[Problem]
Which lines include the word "frac"? Copy each of them.

Dataset items:

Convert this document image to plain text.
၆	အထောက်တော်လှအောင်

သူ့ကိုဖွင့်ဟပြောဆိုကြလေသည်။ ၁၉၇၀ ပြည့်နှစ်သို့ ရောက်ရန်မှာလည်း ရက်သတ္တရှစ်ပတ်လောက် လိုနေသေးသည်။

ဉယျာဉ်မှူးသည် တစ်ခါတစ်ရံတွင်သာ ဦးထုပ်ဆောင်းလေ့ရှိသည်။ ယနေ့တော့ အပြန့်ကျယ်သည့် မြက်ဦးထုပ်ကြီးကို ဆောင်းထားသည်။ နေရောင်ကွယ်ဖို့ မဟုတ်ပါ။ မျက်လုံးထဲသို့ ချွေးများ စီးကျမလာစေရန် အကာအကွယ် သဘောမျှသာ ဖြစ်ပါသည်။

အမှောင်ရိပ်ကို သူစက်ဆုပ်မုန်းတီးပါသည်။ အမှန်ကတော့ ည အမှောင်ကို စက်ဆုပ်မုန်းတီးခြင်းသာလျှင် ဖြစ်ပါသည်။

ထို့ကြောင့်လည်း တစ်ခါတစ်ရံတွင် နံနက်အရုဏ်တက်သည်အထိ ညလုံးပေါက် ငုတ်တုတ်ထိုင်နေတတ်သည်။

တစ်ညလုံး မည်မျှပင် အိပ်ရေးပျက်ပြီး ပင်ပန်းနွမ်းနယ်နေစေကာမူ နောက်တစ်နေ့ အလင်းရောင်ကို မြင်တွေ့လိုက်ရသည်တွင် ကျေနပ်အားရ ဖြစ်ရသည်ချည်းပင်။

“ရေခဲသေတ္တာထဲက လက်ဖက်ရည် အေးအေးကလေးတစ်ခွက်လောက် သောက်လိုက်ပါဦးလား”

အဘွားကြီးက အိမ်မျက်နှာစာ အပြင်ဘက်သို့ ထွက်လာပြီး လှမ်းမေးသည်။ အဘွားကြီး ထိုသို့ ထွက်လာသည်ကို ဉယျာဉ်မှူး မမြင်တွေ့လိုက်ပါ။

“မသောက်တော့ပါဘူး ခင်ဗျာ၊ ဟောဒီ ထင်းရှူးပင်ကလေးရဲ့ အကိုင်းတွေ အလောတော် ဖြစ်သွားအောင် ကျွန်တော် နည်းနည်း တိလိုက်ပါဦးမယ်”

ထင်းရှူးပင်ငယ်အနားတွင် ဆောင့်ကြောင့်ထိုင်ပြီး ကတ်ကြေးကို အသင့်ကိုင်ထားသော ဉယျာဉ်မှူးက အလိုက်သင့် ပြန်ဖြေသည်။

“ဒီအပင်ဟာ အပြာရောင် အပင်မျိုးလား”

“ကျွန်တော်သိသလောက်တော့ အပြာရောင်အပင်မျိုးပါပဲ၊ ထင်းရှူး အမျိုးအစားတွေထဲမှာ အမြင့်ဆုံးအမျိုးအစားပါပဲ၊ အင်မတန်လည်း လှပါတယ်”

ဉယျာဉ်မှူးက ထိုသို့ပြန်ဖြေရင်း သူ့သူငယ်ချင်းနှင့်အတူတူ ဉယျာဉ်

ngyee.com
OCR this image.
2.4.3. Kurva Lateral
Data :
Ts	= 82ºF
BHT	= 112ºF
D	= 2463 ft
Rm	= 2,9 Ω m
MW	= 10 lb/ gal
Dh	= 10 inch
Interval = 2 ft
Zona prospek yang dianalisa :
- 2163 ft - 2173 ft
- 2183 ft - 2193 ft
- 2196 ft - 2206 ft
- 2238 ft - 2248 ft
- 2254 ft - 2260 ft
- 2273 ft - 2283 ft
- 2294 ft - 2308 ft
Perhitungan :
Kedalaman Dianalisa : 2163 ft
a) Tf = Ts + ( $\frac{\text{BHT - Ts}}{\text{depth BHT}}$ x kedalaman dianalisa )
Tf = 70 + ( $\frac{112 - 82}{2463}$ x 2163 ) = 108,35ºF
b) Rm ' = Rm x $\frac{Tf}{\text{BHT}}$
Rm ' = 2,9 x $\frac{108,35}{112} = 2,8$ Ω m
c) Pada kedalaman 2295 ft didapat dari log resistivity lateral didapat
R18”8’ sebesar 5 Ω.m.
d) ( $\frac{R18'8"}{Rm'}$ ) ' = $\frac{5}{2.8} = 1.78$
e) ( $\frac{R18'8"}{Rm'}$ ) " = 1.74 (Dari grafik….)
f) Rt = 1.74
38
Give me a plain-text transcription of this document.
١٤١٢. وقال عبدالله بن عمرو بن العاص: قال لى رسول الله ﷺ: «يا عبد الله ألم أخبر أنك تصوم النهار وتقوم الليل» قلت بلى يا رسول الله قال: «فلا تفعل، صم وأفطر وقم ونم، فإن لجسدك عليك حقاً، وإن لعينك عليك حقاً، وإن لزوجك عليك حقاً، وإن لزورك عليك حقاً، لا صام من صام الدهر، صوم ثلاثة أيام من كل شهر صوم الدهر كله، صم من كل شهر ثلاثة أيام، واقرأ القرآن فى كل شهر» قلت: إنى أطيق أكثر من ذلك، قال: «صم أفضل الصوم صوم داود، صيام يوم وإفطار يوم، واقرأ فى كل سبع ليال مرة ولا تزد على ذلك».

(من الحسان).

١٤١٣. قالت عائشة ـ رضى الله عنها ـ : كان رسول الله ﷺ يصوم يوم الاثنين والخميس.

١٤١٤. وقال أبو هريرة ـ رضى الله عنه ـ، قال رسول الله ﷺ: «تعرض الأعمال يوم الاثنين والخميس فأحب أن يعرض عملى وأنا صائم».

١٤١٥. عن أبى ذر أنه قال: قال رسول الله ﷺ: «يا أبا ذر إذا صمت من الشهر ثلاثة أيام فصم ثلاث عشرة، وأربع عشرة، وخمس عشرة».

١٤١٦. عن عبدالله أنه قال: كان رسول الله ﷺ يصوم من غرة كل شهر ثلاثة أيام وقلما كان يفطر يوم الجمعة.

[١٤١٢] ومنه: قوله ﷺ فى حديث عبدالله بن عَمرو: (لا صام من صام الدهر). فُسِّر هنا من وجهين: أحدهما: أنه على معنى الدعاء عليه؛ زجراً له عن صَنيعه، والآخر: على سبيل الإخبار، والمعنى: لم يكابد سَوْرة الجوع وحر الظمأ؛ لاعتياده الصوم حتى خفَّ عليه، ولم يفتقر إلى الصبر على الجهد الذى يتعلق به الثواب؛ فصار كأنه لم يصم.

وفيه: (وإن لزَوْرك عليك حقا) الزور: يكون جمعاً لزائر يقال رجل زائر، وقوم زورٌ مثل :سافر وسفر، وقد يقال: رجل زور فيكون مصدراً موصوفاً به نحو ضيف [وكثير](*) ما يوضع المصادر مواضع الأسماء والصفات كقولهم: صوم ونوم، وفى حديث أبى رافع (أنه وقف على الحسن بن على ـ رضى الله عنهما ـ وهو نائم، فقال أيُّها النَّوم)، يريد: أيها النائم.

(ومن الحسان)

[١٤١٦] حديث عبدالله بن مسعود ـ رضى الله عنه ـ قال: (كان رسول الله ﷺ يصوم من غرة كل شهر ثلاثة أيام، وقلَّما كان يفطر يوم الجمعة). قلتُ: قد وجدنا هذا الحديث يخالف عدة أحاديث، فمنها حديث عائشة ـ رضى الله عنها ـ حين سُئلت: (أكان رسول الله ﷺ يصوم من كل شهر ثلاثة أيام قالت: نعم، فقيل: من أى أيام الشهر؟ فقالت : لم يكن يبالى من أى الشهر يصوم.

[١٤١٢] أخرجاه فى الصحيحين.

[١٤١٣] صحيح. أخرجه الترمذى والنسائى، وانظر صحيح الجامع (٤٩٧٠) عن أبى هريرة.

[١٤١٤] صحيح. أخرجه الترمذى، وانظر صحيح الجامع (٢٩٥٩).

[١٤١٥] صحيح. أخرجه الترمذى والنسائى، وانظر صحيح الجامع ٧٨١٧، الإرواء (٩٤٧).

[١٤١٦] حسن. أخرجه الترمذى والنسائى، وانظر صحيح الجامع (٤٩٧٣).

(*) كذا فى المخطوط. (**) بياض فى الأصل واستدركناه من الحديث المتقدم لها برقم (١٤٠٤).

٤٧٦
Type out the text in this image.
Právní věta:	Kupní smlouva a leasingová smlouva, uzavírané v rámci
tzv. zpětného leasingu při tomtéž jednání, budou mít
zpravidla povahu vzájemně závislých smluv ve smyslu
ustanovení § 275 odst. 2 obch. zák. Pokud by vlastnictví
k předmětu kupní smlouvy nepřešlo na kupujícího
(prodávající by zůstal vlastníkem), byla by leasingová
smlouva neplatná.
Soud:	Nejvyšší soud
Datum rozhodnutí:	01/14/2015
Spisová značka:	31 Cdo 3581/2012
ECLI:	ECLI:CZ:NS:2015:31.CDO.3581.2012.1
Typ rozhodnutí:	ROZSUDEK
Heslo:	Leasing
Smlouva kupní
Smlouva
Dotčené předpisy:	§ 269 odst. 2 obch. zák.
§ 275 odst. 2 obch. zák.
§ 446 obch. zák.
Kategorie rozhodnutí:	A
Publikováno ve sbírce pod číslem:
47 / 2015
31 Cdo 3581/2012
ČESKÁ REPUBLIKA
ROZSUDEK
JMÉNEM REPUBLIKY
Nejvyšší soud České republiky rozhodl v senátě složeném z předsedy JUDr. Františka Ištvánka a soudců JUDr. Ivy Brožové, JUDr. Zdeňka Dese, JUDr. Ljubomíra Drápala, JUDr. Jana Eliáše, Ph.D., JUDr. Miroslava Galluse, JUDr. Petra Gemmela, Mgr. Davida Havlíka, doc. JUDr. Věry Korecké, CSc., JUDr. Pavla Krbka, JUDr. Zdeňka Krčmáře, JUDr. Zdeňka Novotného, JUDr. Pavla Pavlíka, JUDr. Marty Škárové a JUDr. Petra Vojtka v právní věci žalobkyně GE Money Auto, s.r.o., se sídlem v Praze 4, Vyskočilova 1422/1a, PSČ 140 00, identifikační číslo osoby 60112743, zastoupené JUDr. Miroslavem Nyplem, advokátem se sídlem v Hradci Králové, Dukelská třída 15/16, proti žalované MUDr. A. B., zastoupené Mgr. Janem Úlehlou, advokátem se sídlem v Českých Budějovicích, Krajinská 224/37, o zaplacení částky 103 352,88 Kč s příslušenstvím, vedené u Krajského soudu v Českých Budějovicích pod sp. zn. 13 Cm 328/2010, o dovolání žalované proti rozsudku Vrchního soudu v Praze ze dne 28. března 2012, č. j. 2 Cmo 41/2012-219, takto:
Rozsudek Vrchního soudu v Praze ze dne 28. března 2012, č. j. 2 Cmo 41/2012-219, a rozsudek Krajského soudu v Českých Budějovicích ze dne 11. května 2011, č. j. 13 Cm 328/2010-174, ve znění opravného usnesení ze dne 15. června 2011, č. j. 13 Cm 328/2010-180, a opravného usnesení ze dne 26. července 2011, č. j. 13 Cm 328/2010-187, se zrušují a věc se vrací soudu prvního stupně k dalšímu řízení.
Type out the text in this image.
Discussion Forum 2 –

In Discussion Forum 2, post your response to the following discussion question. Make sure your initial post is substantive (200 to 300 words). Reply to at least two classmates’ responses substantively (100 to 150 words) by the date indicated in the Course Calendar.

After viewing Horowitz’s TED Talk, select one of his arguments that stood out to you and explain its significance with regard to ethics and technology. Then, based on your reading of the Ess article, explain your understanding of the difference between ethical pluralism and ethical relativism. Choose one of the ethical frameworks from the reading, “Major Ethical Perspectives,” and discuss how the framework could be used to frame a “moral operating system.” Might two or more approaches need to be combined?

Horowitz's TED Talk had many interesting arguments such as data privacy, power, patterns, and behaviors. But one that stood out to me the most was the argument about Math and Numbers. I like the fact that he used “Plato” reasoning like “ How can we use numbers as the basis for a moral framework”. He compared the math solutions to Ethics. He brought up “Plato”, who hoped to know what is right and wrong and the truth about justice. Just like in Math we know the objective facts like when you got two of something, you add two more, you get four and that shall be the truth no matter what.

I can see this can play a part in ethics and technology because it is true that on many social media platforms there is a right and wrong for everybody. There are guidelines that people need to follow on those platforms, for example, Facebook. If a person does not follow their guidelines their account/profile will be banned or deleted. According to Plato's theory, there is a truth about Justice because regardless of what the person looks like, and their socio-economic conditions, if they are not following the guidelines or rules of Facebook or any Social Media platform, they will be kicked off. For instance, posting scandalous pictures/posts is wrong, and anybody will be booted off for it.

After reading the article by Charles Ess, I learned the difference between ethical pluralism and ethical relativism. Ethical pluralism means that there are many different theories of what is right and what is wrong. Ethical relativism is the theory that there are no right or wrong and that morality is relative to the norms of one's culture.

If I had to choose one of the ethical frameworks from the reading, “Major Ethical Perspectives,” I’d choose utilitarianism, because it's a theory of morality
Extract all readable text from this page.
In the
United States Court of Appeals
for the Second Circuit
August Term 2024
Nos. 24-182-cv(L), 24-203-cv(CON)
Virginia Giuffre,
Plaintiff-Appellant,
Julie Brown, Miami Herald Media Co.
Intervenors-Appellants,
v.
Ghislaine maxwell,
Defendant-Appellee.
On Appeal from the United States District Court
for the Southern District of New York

[Solution]
a) Tf = Ts + ( $\frac{\text{BHT - Ts}}{\text{depth BHT}}$ x kedalaman dianalisa )
Tf = 70 + ( $\frac{112 - 82}{2463}$ x 2163 ) = 108,35ºF
b) Rm ' = Rm x $\frac{Tf}{\text{BHT}}$
Rm ' = 2,9 x $\frac{108,35}{112} = 2,8$ Ω m
d) ( $\frac{R18'8"}{Rm'}$ ) ' = $\frac{5}{2.8} = 1.78$
e) ( $\frac{R18'8"}{Rm'}$ ) " = 1.74 (Dari grafik….)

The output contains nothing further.